• Task brief:
Below are some records. How many of their lines contain the string "that"? Answer with the number alone.

(Excerpts from a transcription dataset)
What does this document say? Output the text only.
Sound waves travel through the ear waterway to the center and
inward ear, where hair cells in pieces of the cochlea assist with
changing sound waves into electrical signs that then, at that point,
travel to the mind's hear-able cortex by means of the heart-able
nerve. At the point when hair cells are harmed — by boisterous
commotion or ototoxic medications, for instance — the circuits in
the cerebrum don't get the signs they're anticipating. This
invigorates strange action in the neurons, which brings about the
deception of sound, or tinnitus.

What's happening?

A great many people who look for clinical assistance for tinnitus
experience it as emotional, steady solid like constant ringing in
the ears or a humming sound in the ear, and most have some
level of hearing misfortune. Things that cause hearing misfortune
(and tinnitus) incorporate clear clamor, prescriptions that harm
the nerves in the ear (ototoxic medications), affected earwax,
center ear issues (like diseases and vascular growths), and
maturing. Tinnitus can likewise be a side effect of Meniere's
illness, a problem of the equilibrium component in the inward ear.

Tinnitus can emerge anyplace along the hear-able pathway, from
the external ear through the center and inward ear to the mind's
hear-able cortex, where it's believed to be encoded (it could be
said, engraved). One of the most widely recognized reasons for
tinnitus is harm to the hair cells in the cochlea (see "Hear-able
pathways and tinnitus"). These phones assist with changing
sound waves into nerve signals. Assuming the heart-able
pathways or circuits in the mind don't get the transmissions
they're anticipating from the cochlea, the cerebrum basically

• Output of the task:
3